**DO THIS**
List each line of the data that holds the string "深圳旅游学院", please.

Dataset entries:
******************************

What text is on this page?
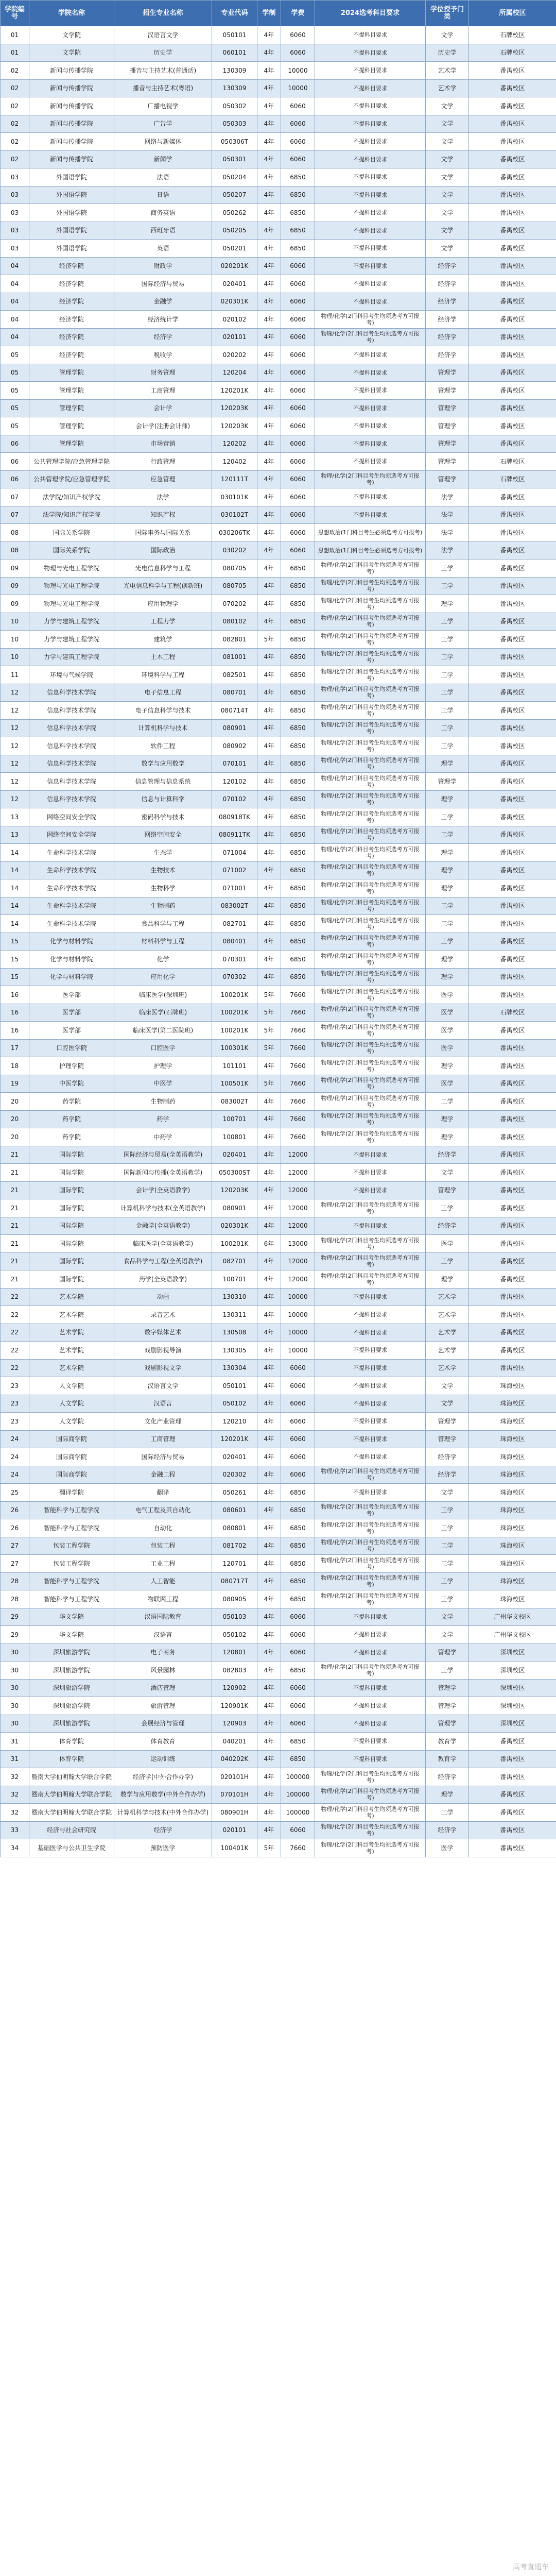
学院编号	学院名称	招生专业名称	专业代码	学制	学费	2024选考科目要求	学位授予门类	所属校区
01	文学院	汉语言文学	050101	4年	6060	不提科目要求	文学	石牌校区
01	文学院	历史学	060101	4年	6060	不提科目要求	历史学	石牌校区
02	新闻与传播学院	播音与主持艺术(普通话)	130309	4年	10000	不提科目要求	艺术学	番禺校区
02	新闻与传播学院	播音与主持艺术(粤语)	130309	4年	10000	不提科目要求	艺术学	番禺校区
02	新闻与传播学院	广播电视学	050302	4年	6060	不提科目要求	文学	番禺校区
02	新闻与传播学院	广告学	050303	4年	6060	不提科目要求	文学	番禺校区
02	新闻与传播学院	网络与新媒体	050306T	4年	6060	不提科目要求	文学	番禺校区
02	新闻与传播学院	新闻学	050301	4年	6060	不提科目要求	文学	番禺校区
03	外国语学院	法语	050204	4年	6850	不提科目要求	文学	番禺校区
03	外国语学院	日语	050207	4年	6850	不提科目要求	文学	番禺校区
03	外国语学院	商务英语	050262	4年	6850	不提科目要求	文学	番禺校区
03	外国语学院	西班牙语	050205	4年	6850	不提科目要求	文学	番禺校区
03	外国语学院	英语	050201	4年	6850	不提科目要求	文学	番禺校区
04	经济学院	财政学	020201K	4年	6060	不提科目要求	经济学	番禺校区
04	经济学院	国际经济与贸易	020401	4年	6060	不提科目要求	经济学	番禺校区
04	经济学院	金融学	020301K	4年	6060	不提科目要求	经济学	番禺校区
04	经济学院	经济统计学	020102	4年	6060	物理/化学(2门科目考生均须选考方可报考)	经济学	番禺校区
04	经济学院	经济学	020101	4年	6060	物理/化学(2门科目考生均须选考方可报考)	经济学	番禺校区
05	经济学院	税收学	020202	4年	6060	不提科目要求	经济学	番禺校区
05	管理学院	财务管理	120204	4年	6060	不提科目要求	管理学	番禺校区
05	管理学院	工商管理	120201K	4年	6060	不提科目要求	管理学	番禺校区
05	管理学院	会计学	120203K	4年	6060	不提科目要求	管理学	番禺校区
05	管理学院	会计学(注册会计师)	120203K	4年	6060	不提科目要求	管理学	番禺校区
06	管理学院	市场营销	120202	4年	6060	不提科目要求	管理学	番禺校区
06	公共管理学院/应急管理学院	行政管理	120402	4年	6060	不提科目要求	管理学	石牌校区
06	公共管理学院/应急管理学院	应急管理	120111T	4年	6060	物理/化学(2门科目考生均须选考方可报考)	管理学	石牌校区
07	法学院/知识产权学院	法学	030101K	4年	6060	不提科目要求	法学	番禺校区
07	法学院/知识产权学院	知识产权	030102T	4年	6060	不提科目要求	法学	番禺校区
08	国际关系学院	国际事务与国际关系	030206TK	4年	6060	思想政治(1门科目考生必须选考方可报考)	法学	番禺校区
08	国际关系学院	国际政治	030202	4年	6060	思想政治(1门科目考生必须选考方可报考)	法学	番禺校区
09	物理与光电工程学院	光电信息科学与工程	080705	4年	6850	物理/化学(2门科目考生均须选考方可报考)	工学	番禺校区
09	物理与光电工程学院	光电信息科学与工程(创新班)	080705	4年	6850	物理/化学(2门科目考生均须选考方可报考)	工学	番禺校区
09	物理与光电工程学院	应用物理学	070202	4年	6850	物理/化学(2门科目考生均须选考方可报考)	理学	番禺校区
10	力学与建筑工程学院	工程力学	080102	4年	6850	物理/化学(2门科目考生均须选考方可报考)	工学	番禺校区
10	力学与建筑工程学院	建筑学	082801	5年	6850	物理/化学(2门科目考生均须选考方可报考)	工学	番禺校区
10	力学与建筑工程学院	土木工程	081001	4年	6850	物理/化学(2门科目考生均须选考方可报考)	工学	番禺校区
11	环境与气候学院	环境科学与工程	082501	4年	6850	物理/化学(2门科目考生均须选考方可报考)	工学	番禺校区
12	信息科学技术学院	电子信息工程	080701	4年	6850	物理/化学(2门科目考生均须选考方可报考)	工学	番禺校区
12	信息科学技术学院	电子信息科学与技术	080714T	4年	6850	物理/化学(2门科目考生均须选考方可报考)	工学	番禺校区
12	信息科学技术学院	计算机科学与技术	080901	4年	6850	物理/化学(2门科目考生均须选考方可报考)	工学	番禺校区
12	信息科学技术学院	软件工程	080902	4年	6850	物理/化学(2门科目考生均须选考方可报考)	工学	番禺校区
12	信息科学技术学院	数学与应用数学	070101	4年	6850	物理/化学(2门科目考生均须选考方可报考)	理学	番禺校区
12	信息科学技术学院	信息管理与信息系统	120102	4年	6850	物理/化学(2门科目考生均须选考方可报考)	管理学	番禺校区
12	信息科学技术学院	信息与计算科学	070102	4年	6850	物理/化学(2门科目考生均须选考方可报考)	理学	番禺校区
13	网络空间安全学院	密码科学与技术	080918TK	4年	6850	物理/化学(2门科目考生均须选考方可报考)	工学	番禺校区
13	网络空间安全学院	网络空间安全	080911TK	4年	6850	物理/化学(2门科目考生均须选考方可报考)	工学	番禺校区
14	生命科学技术学院	生态学	071004	4年	6850	物理/化学(2门科目考生均须选考方可报考)	理学	番禺校区
14	生命科学技术学院	生物技术	071002	4年	6850	物理/化学(2门科目考生均须选考方可报考)	理学	番禺校区
14	生命科学技术学院	生物科学	071001	4年	6850	物理/化学(2门科目考生均须选考方可报考)	理学	番禺校区
14	生命科学技术学院	生物制药	083002T	4年	6850	物理/化学(2门科目考生均须选考方可报考)	工学	番禺校区
14	生命科学技术学院	食品科学与工程	082701	4年	6850	物理/化学(2门科目考生均须选考方可报考)	工学	番禺校区
15	化学与材料学院	材料科学与工程	080401	4年	6850	物理/化学(2门科目考生均须选考方可报考)	工学	番禺校区
15	化学与材料学院	化学	070301	4年	6850	物理/化学(2门科目考生均须选考方可报考)	理学	番禺校区
15	化学与材料学院	应用化学	070302	4年	6850	物理/化学(2门科目考生均须选考方可报考)	理学	番禺校区
16	医学部	临床医学(深圳班)	100201K	5年	7660	物理/化学(2门科目考生均须选考方可报考)	医学	番禺校区
16	医学部	临床医学(石牌班)	100201K	5年	7660	物理/化学(2门科目考生均须选考方可报考)	医学	石牌校区
16	医学部	临床医学(第二医院班)	100201K	5年	7660	物理/化学(2门科目考生均须选考方可报考)	医学	番禺校区
17	口腔医学院	口腔医学	100301K	5年	7660	物理/化学(2门科目考生均须选考方可报考)	医学	番禺校区
18	护理学院	护理学	101101	4年	7660	物理/化学(2门科目考生均须选考方可报考)	理学	番禺校区
19	中医学院	中医学	100501K	5年	7660	物理/化学(2门科目考生均须选考方可报考)	医学	番禺校区
20	药学院	生物制药	083002T	4年	7660	物理/化学(2门科目考生均须选考方可报考)	工学	番禺校区
20	药学院	药学	100701	4年	7660	物理/化学(2门科目考生均须选考方可报考)	理学	番禺校区
20	药学院	中药学	100801	4年	7660	物理/化学(2门科目考生均须选考方可报考)	理学	番禺校区
21	国际学院	国际经济与贸易(全英语教学)	020401	4年	12000	不提科目要求	经济学	番禺校区
21	国际学院	国际新闻与传播(全英语教学)	050300ST	4年	12000	不提科目要求	文学	番禺校区
21	国际学院	会计学(全英语教学)	120203K	4年	12000	不提科目要求	管理学	番禺校区
21	国际学院	计算机科学与技术(全英语教学)	080901	4年	12000	物理/化学(2门科目考生均须选考方可报考)	工学	番禺校区
21	国际学院	金融学(全英语教学)	020301K	4年	12000	不提科目要求	经济学	番禺校区
21	国际学院	临床医学(全英语教学)	100201K	6年	13000	物理/化学(2门科目考生均须选考方可报考)	医学	番禺校区
21	国际学院	食品科学与工程(全英语教学)	082701	4年	12000	物理/化学(2门科目考生均须选考方可报考)	工学	番禺校区
21	国际学院	药学(全英语教学)	100701	4年	12000	物理/化学(2门科目考生均须选考方可报考)	理学	番禺校区
22	艺术学院	动画	130310	4年	10000	不提科目要求	艺术学	番禺校区
22	艺术学院	录音艺术	130311	4年	10000	不提科目要求	艺术学	番禺校区
22	艺术学院	数字媒体艺术	130508	4年	10000	不提科目要求	艺术学	番禺校区
22	艺术学院	戏剧影视导演	130305	4年	10000	不提科目要求	艺术学	番禺校区
22	艺术学院	戏剧影视文学	130304	4年	6060	不提科目要求	艺术学	番禺校区
23	人文学院	汉语言文学	050101	4年	6060	不提科目要求	文学	珠海校区
23	人文学院	汉语言	050102	4年	6060	不提科目要求	文学	珠海校区
23	人文学院	文化产业管理	120210	4年	6060	不提科目要求	管理学	珠海校区
24	国际商学院	工商管理	120201K	4年	6060	不提科目要求	管理学	珠海校区
24	国际商学院	国际经济与贸易	020401	4年	6060	不提科目要求	经济学	珠海校区
24	国际商学院	金融工程	020302	4年	6060	物理/化学(2门科目考生均须选考方可报考)	经济学	珠海校区
25	翻译学院	翻译	050261	4年	6850	不提科目要求	文学	珠海校区
26	智能科学与工程学院	电气工程及其自动化	080601	4年	6850	物理/化学(2门科目考生均须选考方可报考)	工学	珠海校区
26	智能科学与工程学院	自动化	080801	4年	6850	物理/化学(2门科目考生均须选考方可报考)	工学	珠海校区
27	包装工程学院	包装工程	081702	4年	6850	物理/化学(2门科目考生均须选考方可报考)	工学	珠海校区
27	包装工程学院	工业工程	120701	4年	6850	物理/化学(2门科目考生均须选考方可报考)	工学	珠海校区
28	智能科学与工程学院	人工智能	080717T	4年	6850	物理/化学(2门科目考生均须选考方可报考)	工学	珠海校区
28	智能科学与工程学院	物联网工程	080905	4年	6850	物理/化学(2门科目考生均须选考方可报考)	工学	珠海校区
29	华文学院	汉语国际教育	050103	4年	6060	不提科目要求	文学	广州华文校区
29	华文学院	汉语言	050102	4年	6060	不提科目要求	文学	广州华文校区
30	深圳旅游学院	电子商务	120801	4年	6060	不提科目要求	管理学	深圳校区
30	深圳旅游学院	风景园林	082803	4年	6850	物理/化学(2门科目考生均须选考方可报考)	工学	深圳校区
30	深圳旅游学院	酒店管理	120902	4年	6060	不提科目要求	管理学	深圳校区
30	深圳旅游学院	旅游管理	120901K	4年	6060	不提科目要求	管理学	深圳校区
30	深圳旅游学院	会展经济与管理	120903	4年	6060	不提科目要求	管理学	深圳校区
31	体育学院	体育教育	040201	4年	6850	不提科目要求	教育学	番禺校区
31	体育学院	运动训练	040202K	4年	6850	不提科目要求	教育学	番禺校区
32	暨南大学伯明翰大学联合学院	经济学(中外合作办学)	020101H	4年	100000	物理/化学(2门科目考生均须选考方可报考)	经济学	番禺校区
32	暨南大学伯明翰大学联合学院	数学与应用数学(中外合作办学)	070101H	4年	100000	物理/化学(2门科目考生均须选考方可报考)	理学	番禺校区
32	暨南大学伯明翰大学联合学院	计算机科学与技术(中外合作办学)	080901H	4年	100000	物理/化学(2门科目考生均须选考方可报考)	工学	番禺校区
33	经济与社会研究院	经济学	020101	4年	6060	物理/化学(2门科目考生均须选考方可报考)	经济学	番禺校区
34	基础医学与公共卫生学院	预防医学	100401K	5年	7660	物理/化学(2门科目考生均须选考方可报考)	医学	番禺校区
高考直通车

******************************

**FINAL RESULT**
30	深圳旅游学院	电子商务	120801	4年	6060	不提科目要求	管理学	深圳校区
30	深圳旅游学院	风景园林	082803	4年	6850	物理/化学(2门科目考生均须选考方可报考)	工学	深圳校区
30	深圳旅游学院	酒店管理	120902	4年	6060	不提科目要求	管理学	深圳校区
30	深圳旅游学院	旅游管理	120901K	4年	6060	不提科目要求	管理学	深圳校区
30	深圳旅游学院	会展经济与管理	120903	4年	6060	不提科目要求	管理学	深圳校区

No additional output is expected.